:: What is expected ::
Reproduce everything from the first line down to and including the line containing "categories-label: Категории: — [1208, 574, 1350, 606]", with "Экономия" replaced by "Выгода" and nothing else altered. Return only those lines.

:: Task data ::
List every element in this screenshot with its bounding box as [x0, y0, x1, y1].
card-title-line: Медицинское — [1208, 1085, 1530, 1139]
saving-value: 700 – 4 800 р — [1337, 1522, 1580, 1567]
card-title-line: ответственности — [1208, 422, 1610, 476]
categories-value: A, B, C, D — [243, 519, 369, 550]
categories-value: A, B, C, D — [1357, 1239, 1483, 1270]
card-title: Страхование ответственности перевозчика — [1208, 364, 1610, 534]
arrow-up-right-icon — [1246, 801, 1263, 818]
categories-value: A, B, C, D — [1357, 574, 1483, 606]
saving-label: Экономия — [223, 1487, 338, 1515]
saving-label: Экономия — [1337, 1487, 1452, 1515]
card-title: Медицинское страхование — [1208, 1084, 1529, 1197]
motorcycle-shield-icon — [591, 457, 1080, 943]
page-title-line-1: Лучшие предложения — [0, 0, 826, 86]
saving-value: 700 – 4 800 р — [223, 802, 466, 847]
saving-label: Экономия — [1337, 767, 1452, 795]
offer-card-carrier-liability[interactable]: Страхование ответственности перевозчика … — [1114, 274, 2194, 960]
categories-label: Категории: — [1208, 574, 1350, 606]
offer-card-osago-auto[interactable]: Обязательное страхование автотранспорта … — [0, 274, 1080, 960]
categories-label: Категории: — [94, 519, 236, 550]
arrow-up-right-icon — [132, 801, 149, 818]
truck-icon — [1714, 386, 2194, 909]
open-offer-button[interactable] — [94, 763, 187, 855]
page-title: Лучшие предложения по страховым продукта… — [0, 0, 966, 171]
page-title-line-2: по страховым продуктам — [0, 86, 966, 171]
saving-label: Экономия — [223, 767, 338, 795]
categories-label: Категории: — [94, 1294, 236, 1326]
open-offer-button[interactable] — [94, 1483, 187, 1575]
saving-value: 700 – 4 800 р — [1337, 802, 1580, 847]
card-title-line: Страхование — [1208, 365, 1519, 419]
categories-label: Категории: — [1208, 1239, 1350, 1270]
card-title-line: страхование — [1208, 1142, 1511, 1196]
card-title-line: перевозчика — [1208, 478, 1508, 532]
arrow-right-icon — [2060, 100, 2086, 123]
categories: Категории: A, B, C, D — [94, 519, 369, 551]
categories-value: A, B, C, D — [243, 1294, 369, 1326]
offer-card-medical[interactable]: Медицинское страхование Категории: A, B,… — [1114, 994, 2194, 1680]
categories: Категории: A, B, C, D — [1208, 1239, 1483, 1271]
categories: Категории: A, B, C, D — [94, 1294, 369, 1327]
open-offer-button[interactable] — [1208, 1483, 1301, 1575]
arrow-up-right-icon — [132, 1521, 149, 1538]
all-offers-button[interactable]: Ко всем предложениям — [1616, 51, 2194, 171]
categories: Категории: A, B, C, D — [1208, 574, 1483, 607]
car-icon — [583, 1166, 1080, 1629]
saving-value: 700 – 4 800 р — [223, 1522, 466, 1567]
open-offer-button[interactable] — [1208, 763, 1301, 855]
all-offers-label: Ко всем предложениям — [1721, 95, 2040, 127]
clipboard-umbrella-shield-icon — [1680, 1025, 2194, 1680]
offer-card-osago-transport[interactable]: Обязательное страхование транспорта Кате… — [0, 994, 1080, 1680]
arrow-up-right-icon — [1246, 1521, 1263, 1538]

:: Finished task ::
List every element in this screenshot with its bounding box as [x0, y0, x1, y1].
card-title-line: Медицинское — [1208, 1085, 1530, 1139]
saving-value: 700 – 4 800 р — [1337, 1522, 1580, 1567]
card-title-line: ответственности — [1208, 422, 1610, 476]
categories-value: A, B, C, D — [243, 519, 369, 550]
categories-value: A, B, C, D — [1357, 1239, 1483, 1270]
card-title: Страхование ответственности перевозчика — [1208, 364, 1610, 534]
arrow-up-right-icon — [1246, 801, 1263, 818]
categories-value: A, B, C, D — [1357, 574, 1483, 606]
saving-label: Выгода — [223, 1487, 338, 1515]
saving-label: Выгода — [1337, 1487, 1452, 1515]
card-title: Медицинское страхование — [1208, 1084, 1529, 1197]
motorcycle-shield-icon — [591, 457, 1080, 943]
page-title-line-1: Лучшие предложения — [0, 0, 826, 86]
saving-value: 700 – 4 800 р — [223, 802, 466, 847]
saving-label: Выгода — [1337, 767, 1452, 795]
offer-card-carrier-liability[interactable]: Страхование ответственности перевозчика … — [1114, 274, 2194, 960]
categories-label: Категории: — [1208, 574, 1350, 606]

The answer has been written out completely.